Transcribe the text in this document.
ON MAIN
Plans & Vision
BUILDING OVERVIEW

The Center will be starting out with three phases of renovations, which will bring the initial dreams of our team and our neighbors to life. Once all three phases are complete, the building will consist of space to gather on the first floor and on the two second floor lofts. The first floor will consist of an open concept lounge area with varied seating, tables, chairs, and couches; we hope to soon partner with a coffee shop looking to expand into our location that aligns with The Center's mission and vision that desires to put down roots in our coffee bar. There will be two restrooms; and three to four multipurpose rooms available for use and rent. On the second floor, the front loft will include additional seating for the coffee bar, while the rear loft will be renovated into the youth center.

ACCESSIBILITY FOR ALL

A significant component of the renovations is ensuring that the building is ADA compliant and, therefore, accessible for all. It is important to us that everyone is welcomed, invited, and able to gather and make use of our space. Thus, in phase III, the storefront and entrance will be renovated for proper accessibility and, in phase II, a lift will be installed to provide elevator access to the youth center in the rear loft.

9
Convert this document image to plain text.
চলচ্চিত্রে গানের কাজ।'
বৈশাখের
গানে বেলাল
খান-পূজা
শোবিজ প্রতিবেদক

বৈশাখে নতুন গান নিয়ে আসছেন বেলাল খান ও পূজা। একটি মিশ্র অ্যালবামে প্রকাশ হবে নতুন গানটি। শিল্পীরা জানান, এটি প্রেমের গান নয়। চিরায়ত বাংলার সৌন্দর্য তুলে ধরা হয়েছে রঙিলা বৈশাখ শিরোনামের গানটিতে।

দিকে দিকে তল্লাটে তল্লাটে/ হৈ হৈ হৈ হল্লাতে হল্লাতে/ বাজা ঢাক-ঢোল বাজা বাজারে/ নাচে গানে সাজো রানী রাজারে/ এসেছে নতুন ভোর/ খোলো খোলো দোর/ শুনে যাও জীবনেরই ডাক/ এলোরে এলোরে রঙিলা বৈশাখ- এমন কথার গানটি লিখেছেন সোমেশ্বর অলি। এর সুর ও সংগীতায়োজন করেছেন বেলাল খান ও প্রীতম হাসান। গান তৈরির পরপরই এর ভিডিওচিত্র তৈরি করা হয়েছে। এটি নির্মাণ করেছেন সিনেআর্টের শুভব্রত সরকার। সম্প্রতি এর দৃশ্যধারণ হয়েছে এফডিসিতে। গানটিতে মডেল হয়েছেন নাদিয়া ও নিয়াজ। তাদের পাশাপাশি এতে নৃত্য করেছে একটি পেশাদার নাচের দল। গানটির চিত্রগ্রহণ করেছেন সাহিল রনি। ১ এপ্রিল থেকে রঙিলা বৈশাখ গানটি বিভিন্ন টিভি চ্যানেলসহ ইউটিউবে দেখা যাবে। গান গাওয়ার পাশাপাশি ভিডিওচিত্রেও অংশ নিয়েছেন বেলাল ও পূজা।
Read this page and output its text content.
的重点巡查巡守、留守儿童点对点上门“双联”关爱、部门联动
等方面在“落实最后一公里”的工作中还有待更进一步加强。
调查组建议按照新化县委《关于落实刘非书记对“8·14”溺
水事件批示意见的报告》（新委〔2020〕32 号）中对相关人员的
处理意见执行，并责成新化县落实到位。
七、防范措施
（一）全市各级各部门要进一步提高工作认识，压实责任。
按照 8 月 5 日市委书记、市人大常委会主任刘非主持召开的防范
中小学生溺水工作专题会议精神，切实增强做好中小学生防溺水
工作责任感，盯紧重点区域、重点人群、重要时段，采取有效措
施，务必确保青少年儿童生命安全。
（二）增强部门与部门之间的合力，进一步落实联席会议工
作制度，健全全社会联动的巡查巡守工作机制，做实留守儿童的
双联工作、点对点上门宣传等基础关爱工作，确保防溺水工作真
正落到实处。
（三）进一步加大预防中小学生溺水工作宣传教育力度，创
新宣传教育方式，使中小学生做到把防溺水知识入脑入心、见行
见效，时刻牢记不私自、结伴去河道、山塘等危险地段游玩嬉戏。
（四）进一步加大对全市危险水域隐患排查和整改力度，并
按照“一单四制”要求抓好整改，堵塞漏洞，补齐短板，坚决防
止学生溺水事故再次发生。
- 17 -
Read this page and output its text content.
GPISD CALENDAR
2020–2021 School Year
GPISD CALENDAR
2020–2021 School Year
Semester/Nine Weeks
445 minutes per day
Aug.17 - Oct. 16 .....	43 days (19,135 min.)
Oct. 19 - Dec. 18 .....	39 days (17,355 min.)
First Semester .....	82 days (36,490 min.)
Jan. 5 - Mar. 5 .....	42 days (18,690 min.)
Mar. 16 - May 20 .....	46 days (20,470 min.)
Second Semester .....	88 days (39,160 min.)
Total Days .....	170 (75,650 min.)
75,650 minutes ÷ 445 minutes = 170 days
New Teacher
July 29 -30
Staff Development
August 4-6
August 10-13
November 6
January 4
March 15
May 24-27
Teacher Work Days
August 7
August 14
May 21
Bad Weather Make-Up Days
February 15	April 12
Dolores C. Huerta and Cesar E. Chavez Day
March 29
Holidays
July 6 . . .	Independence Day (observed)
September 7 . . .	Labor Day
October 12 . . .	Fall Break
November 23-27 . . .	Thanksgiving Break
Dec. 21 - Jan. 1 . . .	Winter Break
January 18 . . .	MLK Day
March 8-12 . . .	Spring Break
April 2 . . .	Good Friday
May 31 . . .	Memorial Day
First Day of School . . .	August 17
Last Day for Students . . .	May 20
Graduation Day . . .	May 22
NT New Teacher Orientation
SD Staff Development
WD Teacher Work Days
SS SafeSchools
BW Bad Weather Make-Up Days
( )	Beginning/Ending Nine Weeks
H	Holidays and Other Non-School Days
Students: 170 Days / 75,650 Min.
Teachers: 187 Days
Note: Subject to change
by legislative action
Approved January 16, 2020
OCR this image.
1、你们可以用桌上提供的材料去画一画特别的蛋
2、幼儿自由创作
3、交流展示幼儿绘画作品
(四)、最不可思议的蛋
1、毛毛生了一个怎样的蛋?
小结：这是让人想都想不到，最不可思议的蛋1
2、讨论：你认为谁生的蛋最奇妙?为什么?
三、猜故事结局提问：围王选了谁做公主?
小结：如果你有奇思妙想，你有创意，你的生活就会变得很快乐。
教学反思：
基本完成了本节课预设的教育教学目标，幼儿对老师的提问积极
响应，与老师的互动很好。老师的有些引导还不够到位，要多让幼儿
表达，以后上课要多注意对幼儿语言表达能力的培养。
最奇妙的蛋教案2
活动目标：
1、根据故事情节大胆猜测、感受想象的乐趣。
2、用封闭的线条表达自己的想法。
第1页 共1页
◆ ◆ ◆ ◆ ◆ ◆ ◆
» WRITTEN REQUEST
Every line that holds the word "March" should be extracted.

» ANSWER FOR THIS EXERCISE
March 15
March 29
March 8-12 . . .	Spring Break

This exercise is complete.